▶ [The request]: Count the lines that hold the string "page". Reply with the number alone.

Data entries:
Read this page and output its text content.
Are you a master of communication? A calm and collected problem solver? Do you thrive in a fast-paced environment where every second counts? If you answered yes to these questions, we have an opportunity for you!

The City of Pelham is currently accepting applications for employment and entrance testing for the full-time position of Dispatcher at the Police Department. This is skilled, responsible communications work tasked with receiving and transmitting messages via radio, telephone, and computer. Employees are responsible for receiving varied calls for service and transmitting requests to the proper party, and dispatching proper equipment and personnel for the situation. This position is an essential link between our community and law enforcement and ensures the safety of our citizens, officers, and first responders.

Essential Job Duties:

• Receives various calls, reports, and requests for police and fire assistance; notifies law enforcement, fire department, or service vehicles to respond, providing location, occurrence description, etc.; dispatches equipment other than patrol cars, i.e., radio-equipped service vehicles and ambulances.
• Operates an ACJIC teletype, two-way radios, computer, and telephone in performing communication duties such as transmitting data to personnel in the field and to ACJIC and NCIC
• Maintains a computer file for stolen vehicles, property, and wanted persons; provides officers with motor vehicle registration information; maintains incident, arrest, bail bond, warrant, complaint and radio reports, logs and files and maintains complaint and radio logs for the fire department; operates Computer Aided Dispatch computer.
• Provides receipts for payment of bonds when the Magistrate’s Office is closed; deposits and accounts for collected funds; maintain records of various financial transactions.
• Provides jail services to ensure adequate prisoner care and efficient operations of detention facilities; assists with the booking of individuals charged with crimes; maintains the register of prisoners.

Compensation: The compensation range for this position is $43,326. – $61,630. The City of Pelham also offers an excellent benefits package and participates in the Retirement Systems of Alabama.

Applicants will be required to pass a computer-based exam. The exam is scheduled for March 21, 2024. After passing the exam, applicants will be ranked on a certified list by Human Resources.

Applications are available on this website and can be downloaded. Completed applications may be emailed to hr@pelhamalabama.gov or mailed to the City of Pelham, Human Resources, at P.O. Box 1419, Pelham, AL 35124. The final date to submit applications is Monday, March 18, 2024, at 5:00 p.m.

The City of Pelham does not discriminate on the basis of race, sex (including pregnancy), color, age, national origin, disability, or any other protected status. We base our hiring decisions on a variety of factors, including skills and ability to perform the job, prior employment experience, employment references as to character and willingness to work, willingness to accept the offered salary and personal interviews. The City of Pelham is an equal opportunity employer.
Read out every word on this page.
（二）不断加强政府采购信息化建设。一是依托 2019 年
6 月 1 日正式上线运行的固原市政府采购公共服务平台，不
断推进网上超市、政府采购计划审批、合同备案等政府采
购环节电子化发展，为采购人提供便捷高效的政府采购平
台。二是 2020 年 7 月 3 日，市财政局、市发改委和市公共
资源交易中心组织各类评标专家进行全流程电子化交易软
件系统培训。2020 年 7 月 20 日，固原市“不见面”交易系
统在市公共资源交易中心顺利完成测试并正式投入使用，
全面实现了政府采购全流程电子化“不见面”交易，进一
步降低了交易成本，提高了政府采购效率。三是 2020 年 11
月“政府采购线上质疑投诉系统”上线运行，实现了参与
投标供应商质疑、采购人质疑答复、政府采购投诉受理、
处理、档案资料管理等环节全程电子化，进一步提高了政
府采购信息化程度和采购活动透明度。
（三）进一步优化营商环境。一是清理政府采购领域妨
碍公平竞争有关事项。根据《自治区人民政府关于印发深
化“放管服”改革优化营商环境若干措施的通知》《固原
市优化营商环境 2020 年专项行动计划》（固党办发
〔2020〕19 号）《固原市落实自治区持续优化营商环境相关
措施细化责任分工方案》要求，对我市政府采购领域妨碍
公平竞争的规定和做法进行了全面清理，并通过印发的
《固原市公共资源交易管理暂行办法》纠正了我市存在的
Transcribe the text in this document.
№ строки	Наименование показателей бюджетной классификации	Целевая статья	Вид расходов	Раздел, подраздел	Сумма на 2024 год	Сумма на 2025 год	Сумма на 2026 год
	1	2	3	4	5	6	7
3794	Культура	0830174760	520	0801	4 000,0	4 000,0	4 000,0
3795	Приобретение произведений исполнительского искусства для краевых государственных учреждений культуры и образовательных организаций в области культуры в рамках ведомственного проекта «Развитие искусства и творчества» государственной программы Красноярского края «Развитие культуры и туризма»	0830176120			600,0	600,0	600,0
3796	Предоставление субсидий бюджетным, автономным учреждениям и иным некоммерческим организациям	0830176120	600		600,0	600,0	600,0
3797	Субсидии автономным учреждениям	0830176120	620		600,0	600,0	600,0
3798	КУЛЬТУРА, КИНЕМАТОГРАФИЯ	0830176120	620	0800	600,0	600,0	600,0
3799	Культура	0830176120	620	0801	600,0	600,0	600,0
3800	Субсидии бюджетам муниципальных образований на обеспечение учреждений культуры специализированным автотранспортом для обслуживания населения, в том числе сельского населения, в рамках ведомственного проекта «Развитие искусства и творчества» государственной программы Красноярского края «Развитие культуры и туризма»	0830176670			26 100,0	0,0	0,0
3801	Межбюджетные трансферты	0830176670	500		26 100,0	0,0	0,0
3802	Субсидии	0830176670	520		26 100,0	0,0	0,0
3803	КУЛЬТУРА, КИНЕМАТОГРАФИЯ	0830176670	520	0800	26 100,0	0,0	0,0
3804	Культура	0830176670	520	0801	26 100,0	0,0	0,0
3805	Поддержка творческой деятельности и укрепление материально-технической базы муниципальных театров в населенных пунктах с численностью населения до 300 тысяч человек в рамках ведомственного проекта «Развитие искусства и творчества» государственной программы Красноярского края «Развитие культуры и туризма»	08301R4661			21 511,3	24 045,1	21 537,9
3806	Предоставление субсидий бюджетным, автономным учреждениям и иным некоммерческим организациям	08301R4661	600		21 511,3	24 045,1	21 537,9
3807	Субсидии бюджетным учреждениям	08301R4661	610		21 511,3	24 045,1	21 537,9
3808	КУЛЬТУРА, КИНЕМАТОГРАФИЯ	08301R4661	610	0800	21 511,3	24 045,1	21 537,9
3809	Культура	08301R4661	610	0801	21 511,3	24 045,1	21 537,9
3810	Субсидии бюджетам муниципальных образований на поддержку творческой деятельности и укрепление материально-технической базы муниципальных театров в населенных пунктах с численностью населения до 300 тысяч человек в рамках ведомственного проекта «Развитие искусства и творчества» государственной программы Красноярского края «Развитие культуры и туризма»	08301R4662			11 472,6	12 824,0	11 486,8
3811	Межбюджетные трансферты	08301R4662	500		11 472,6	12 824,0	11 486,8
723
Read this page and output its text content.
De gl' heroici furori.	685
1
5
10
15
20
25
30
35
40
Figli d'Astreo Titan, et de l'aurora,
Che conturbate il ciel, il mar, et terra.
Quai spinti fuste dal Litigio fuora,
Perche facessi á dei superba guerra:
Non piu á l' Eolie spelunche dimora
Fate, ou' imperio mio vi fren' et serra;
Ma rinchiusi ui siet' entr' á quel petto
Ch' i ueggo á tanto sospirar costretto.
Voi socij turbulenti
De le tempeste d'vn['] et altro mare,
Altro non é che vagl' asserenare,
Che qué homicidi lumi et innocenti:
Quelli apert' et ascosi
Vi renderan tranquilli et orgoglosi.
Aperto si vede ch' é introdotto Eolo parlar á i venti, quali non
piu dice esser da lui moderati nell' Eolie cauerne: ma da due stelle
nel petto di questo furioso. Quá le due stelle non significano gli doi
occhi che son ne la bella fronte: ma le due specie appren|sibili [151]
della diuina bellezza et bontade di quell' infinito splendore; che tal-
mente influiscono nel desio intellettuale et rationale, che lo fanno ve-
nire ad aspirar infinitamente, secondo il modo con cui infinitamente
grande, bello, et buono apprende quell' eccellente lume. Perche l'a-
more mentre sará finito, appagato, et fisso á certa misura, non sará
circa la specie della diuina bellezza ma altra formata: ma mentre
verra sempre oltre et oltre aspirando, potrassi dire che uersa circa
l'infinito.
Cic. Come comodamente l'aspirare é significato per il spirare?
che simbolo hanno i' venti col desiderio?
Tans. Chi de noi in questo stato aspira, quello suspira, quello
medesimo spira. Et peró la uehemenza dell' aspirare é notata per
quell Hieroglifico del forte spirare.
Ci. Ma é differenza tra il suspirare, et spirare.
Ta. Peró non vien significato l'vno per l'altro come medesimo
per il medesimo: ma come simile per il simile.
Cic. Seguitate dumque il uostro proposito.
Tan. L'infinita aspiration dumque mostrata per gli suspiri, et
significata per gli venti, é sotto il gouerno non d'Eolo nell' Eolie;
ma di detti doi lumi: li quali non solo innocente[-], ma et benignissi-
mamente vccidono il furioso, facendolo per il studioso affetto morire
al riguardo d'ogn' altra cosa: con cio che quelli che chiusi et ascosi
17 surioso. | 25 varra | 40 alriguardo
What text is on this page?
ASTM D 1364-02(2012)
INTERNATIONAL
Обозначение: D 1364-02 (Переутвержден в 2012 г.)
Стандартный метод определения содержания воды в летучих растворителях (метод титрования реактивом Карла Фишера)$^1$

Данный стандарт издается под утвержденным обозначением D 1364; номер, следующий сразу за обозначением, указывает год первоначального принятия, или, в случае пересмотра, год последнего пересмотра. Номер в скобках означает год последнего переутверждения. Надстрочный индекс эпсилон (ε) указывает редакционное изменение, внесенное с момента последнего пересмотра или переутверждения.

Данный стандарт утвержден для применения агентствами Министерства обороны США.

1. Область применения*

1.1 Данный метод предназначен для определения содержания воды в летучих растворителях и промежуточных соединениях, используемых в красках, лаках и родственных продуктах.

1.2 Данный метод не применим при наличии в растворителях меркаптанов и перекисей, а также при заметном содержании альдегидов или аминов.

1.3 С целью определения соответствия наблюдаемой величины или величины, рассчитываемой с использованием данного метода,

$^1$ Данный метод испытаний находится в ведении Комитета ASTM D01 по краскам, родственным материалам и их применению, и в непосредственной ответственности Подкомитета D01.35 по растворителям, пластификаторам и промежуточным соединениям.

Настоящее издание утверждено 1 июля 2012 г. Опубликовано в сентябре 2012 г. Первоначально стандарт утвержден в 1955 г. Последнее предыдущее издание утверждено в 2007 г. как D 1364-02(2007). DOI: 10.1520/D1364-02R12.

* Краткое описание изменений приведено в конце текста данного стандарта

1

▶ [Correct result]: 4